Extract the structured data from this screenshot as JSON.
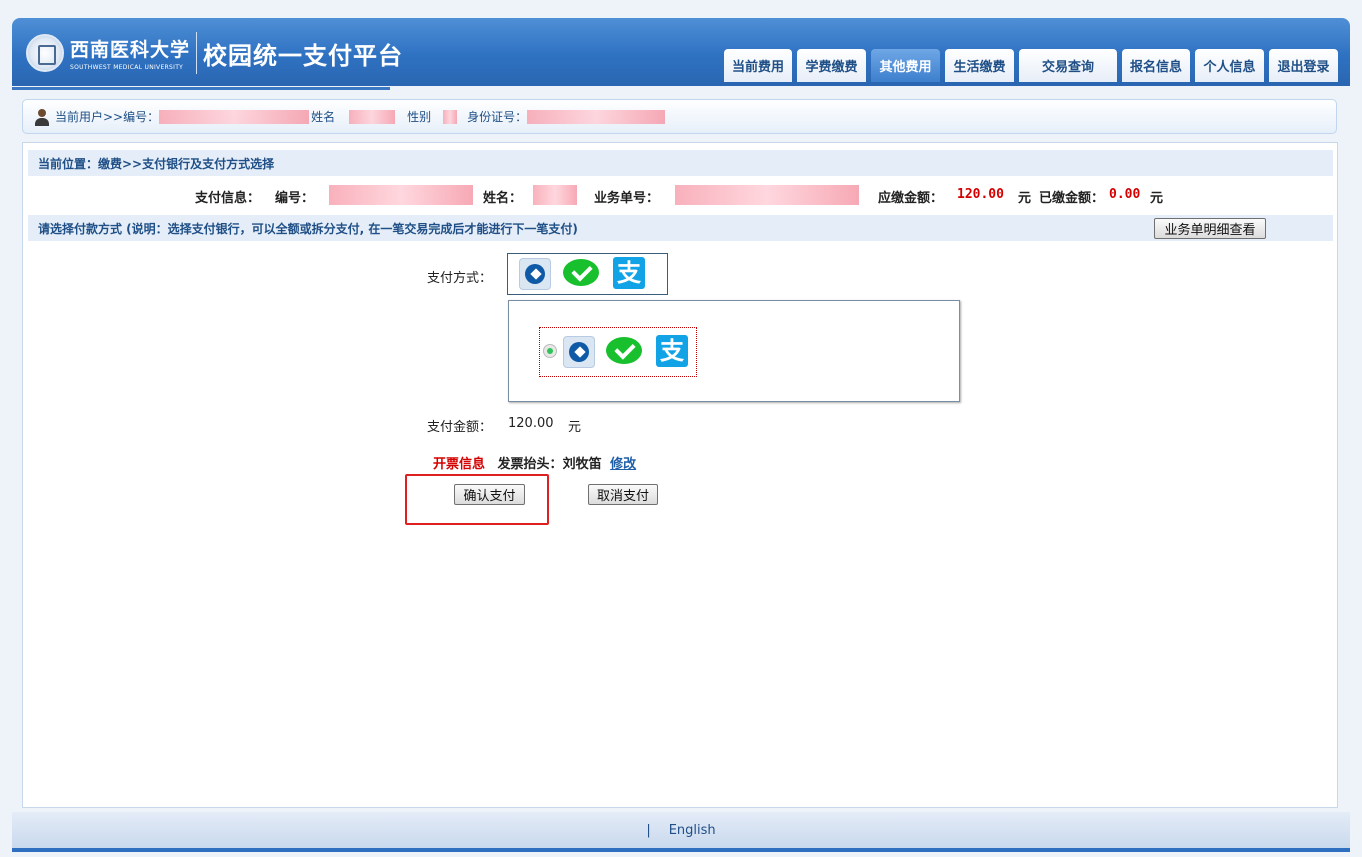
{
  "header": {
    "school_cn": "西南医科大学",
    "school_en": "SOUTHWEST MEDICAL UNIVERSITY",
    "platform_title": "校园统一支付平台"
  },
  "nav": {
    "tabs": [
      {
        "label": "当前费用",
        "active": false
      },
      {
        "label": "学费缴费",
        "active": false
      },
      {
        "label": "其他费用",
        "active": true
      },
      {
        "label": "生活缴费",
        "active": false
      },
      {
        "label": "交易查询",
        "active": false
      },
      {
        "label": "报名信息",
        "active": false
      },
      {
        "label": "个人信息",
        "active": false
      },
      {
        "label": "退出登录",
        "active": false
      }
    ]
  },
  "userbar": {
    "prefix": "当前用户>>编号：",
    "name_label": "姓名",
    "gender_label": "性别",
    "id_label": "身份证号："
  },
  "breadcrumb": "当前位置：缴费>>支付银行及支付方式选择",
  "payinfo": {
    "title": "支付信息：",
    "id_label": "编号：",
    "name_label": "姓名：",
    "order_label": "业务单号：",
    "due_label": "应缴金额：",
    "due_value": "120.00",
    "currency1": "元",
    "paid_label": "已缴金额：",
    "paid_value": "0.00",
    "currency2": "元"
  },
  "method_bar": {
    "text": "请选择付款方式 (说明：选择支付银行，可以全额或拆分支付, 在一笔交易完成后才能进行下一笔支付)",
    "detail_button": "业务单明细查看"
  },
  "payment": {
    "method_label": "支付方式：",
    "icons": [
      "ccb-bank-icon",
      "wechat-pay-icon",
      "alipay-icon"
    ],
    "alipay_glyph": "支",
    "amount_label": "支付金额：",
    "amount_value": "120.00",
    "amount_unit": "元"
  },
  "invoice": {
    "label": "开票信息",
    "title_label": "发票抬头：",
    "title_value": "刘牧笛",
    "edit_link": "修改"
  },
  "actions": {
    "confirm": "确认支付",
    "cancel": "取消支付"
  },
  "footer": {
    "separator": "|",
    "language_link": "English"
  },
  "colors": {
    "brand_blue": "#2f72c2",
    "amount_red": "#d40000",
    "highlight_red": "#e02020"
  }
}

→ **Task description**:
Repeat the data exactly, excluding the pictures.

→ **Exercise response**:
Extract the structured data from this screenshot as JSON.
{
  "header": {
    "school_cn": "西南医科大学",
    "school_en": "SOUTHWEST MEDICAL UNIVERSITY",
    "platform_title": "校园统一支付平台"
  },
  "nav": {
    "tabs": [
      {
        "label": "当前费用",
        "active": false
      },
      {
        "label": "学费缴费",
        "active": false
      },
      {
        "label": "其他费用",
        "active": true
      },
      {
        "label": "生活缴费",
        "active": false
      },
      {
        "label": "交易查询",
        "active": false
      },
      {
        "label": "报名信息",
        "active": false
      },
      {
        "label": "个人信息",
        "active": false
      },
      {
        "label": "退出登录",
        "active": false
      }
    ]
  },
  "userbar": {
    "prefix": "当前用户>>编号：",
    "name_label": "姓名",
    "gender_label": "性别",
    "id_label": "身份证号："
  },
  "breadcrumb": "当前位置：缴费>>支付银行及支付方式选择",
  "payinfo": {
    "title": "支付信息：",
    "id_label": "编号：",
    "name_label": "姓名：",
    "order_label": "业务单号：",
    "due_label": "应缴金额：",
    "due_value": "120.00",
    "currency1": "元",
    "paid_label": "已缴金额：",
    "paid_value": "0.00",
    "currency2": "元"
  },
  "method_bar": {
    "text": "请选择付款方式 (说明：选择支付银行，可以全额或拆分支付, 在一笔交易完成后才能进行下一笔支付)",
    "detail_button": "业务单明细查看"
  },
  "payment": {
    "method_label": "支付方式：",
    "icons": [
      "ccb-bank-icon",
      "wechat-pay-icon",
      "alipay-icon"
    ],
    "alipay_glyph": "支",
    "amount_label": "支付金额：",
    "amount_value": "120.00",
    "amount_unit": "元"
  },
  "invoice": {
    "label": "开票信息",
    "title_label": "发票抬头：",
    "title_value": "刘牧笛",
    "edit_link": "修改"
  },
  "actions": {
    "confirm": "确认支付",
    "cancel": "取消支付"
  },
  "footer": {
    "separator": "|",
    "language_link": "English"
  },
  "colors": {
    "brand_blue": "#2f72c2",
    "amount_red": "#d40000",
    "highlight_red": "#e02020"
  }
}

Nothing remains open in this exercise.